--- begin Provided data ---

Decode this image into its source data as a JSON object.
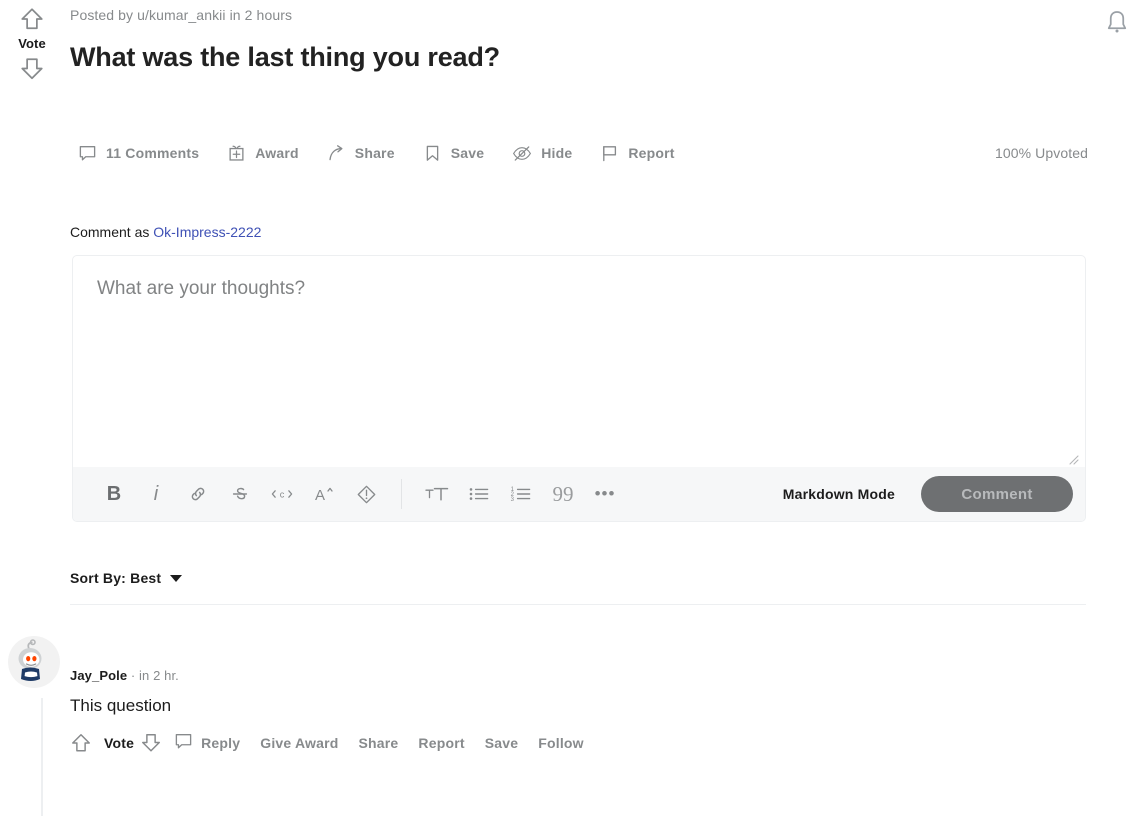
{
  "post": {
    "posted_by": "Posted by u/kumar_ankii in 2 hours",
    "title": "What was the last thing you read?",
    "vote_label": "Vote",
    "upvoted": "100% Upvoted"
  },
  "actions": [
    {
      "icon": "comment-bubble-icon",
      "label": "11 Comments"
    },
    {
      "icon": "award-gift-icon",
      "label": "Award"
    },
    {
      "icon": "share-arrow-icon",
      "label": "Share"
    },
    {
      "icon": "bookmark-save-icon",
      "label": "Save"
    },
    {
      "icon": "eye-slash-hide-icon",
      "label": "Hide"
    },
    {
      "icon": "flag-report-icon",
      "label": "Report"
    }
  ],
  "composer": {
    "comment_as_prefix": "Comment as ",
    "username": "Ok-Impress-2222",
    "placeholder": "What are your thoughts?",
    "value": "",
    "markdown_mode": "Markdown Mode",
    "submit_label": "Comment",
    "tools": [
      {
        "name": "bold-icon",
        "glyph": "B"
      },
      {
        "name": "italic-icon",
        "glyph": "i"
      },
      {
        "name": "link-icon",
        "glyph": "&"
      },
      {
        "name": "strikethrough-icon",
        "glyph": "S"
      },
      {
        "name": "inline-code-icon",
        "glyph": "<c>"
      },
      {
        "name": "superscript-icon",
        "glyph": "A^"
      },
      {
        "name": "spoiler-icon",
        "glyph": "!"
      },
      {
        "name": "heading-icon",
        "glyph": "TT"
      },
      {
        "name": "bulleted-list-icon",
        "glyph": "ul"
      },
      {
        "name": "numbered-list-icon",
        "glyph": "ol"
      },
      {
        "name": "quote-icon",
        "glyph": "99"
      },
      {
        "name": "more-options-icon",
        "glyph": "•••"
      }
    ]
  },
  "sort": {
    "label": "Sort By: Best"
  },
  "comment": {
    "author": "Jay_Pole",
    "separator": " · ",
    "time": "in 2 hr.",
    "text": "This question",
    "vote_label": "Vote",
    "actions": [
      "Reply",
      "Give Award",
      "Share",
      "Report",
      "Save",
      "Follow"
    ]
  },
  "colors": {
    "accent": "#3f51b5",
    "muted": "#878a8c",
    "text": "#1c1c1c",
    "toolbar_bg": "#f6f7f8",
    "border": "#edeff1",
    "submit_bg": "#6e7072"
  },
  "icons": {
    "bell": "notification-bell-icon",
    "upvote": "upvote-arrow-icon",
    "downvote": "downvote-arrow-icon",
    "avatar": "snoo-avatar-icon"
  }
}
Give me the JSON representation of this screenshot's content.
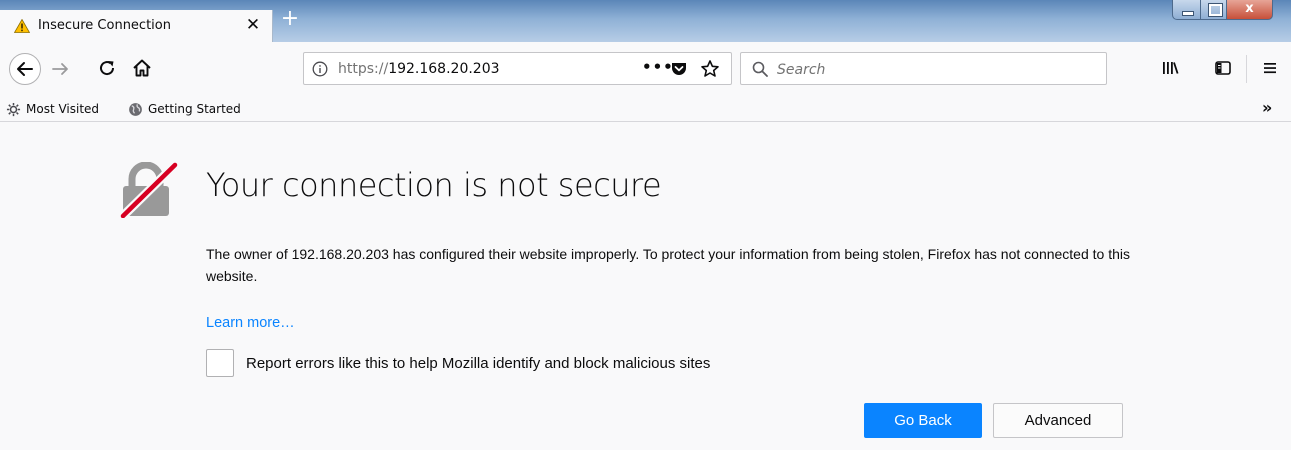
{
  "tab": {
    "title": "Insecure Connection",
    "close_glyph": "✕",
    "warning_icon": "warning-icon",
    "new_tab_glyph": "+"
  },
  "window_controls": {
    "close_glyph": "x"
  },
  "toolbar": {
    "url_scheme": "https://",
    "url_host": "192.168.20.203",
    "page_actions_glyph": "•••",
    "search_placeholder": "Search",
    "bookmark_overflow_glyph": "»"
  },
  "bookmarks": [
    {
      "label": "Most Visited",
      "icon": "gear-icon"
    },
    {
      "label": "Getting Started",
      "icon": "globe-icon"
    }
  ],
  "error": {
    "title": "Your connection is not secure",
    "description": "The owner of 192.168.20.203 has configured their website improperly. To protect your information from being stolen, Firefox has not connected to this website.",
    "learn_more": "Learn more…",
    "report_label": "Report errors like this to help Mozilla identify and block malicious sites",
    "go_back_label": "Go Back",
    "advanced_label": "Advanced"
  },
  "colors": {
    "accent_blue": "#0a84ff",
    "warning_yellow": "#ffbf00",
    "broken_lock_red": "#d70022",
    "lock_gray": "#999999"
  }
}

--- end Provided data ---

* _Task objective_:
Tally how many lines of the data include the word "Give". Write the number and nothing else.

* _Task response_:
2